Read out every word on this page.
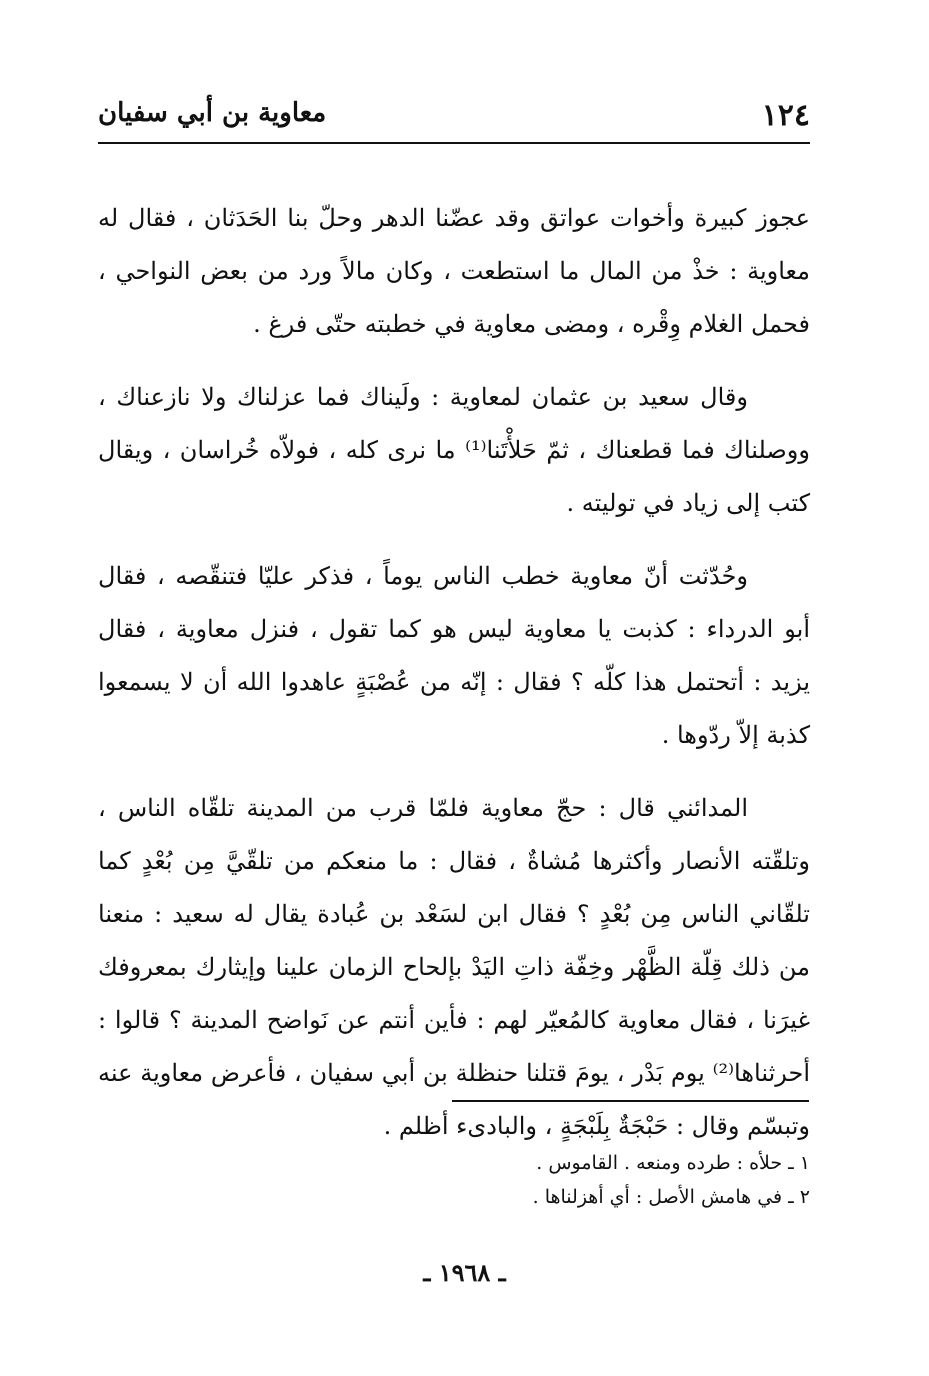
١٢٤
معاوية بن أبي سفيان

عجوز كبيرة وأخوات عواتق وقد عضّنا الدهر وحلّ بنا الحَدَثان ، فقال له معاوية : خذْ من المال ما استطعت ، وكان مالاً ورد من بعض النواحي ، فحمل الغلام وِقْره ، ومضى معاوية في خطبته حتّى فرغ .

وقال سعيد بن عثمان لمعاوية : ولَيناك فما عزلناك ولا نازعناك ، ووصلناك فما قطعناك ، ثمّ حَلأْتَنا⁽¹⁾ ما نرى كله ، فولاّه خُراسان ، ويقال كتب إلى زياد في توليته .

وحُدّثت أنّ معاوية خطب الناس يوماً ، فذكر عليّا فتنقّصه ، فقال أبو الدرداء : كذبت يا معاوية ليس هو كما تقول ، فنزل معاوية ، فقال يزيد : أتحتمل هذا كلّه ؟ فقال : إنّه من عُصْبَةٍ عاهدوا الله أن لا يسمعوا كذبة إلاّ ردّوها .

المدائني قال : حجّ معاوية فلمّا قرب من المدينة تلقّاه الناس ، وتلقّته الأنصار وأكثرها مُشاةٌ ، فقال : ما منعكم من تلقّيَّ مِن بُعْدٍ كما تلقّاني الناس مِن بُعْدٍ ؟ فقال ابن لسَعْد بن عُبادة يقال له سعيد : منعنا من ذلك قِلّة الظَّهْر وخِفّة ذاتِ اليَدْ بإلحاح الزمان علينا وإيثارك بمعروفك غيرَنا ، فقال معاوية كالمُعيّر لهم : فأين أنتم عن نَواضح المدينة ؟ قالوا : أحرثناها⁽²⁾ يوم بَدْر ، يومَ قتلنا حنظلة بن أبي سفيان ، فأعرض معاوية عنه وتبسّم وقال : حَبْجَةٌ بِلَبْجَةٍ ، والبادىء أظلم .

١ ـ حلأه : طرده ومنعه . القاموس .
٢ ـ في هامش الأصل : أي أهزلناها .
ـ ١٩٦٨ ـ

» **Task prompt**:
Without the images, write out each line of the data verbatim.

» **Answer below**:
Read out every word on this page.
١٢٤
معاوية بن أبي سفيان

عجوز كبيرة وأخوات عواتق وقد عضّنا الدهر وحلّ بنا الحَدَثان ، فقال له معاوية : خذْ من المال ما استطعت ، وكان مالاً ورد من بعض النواحي ، فحمل الغلام وِقْره ، ومضى معاوية في خطبته حتّى فرغ .

وقال سعيد بن عثمان لمعاوية : ولَيناك فما عزلناك ولا نازعناك ، ووصلناك فما قطعناك ، ثمّ حَلأْتَنا⁽¹⁾ ما نرى كله ، فولاّه خُراسان ، ويقال كتب إلى زياد في توليته .

وحُدّثت أنّ معاوية خطب الناس يوماً ، فذكر عليّا فتنقّصه ، فقال أبو الدرداء : كذبت يا معاوية ليس هو كما تقول ، فنزل معاوية ، فقال يزيد : أتحتمل هذا كلّه ؟ فقال : إنّه من عُصْبَةٍ عاهدوا الله أن لا يسمعوا كذبة إلاّ ردّوها .

المدائني قال : حجّ معاوية فلمّا قرب من المدينة تلقّاه الناس ، وتلقّته الأنصار وأكثرها مُشاةٌ ، فقال : ما منعكم من تلقّيَّ مِن بُعْدٍ كما تلقّاني الناس مِن بُعْدٍ ؟ فقال ابن لسَعْد بن عُبادة يقال له سعيد : منعنا من ذلك قِلّة الظَّهْر وخِفّة ذاتِ اليَدْ بإلحاح الزمان علينا وإيثارك بمعروفك غيرَنا ، فقال معاوية كالمُعيّر لهم : فأين أنتم عن نَواضح المدينة ؟ قالوا : أحرثناها⁽²⁾ يوم بَدْر ، يومَ قتلنا حنظلة بن أبي سفيان ، فأعرض معاوية عنه وتبسّم وقال : حَبْجَةٌ بِلَبْجَةٍ ، والبادىء أظلم .

١ ـ حلأه : طرده ومنعه . القاموس .
٢ ـ في هامش الأصل : أي أهزلناها .
ـ ١٩٦٨ ـ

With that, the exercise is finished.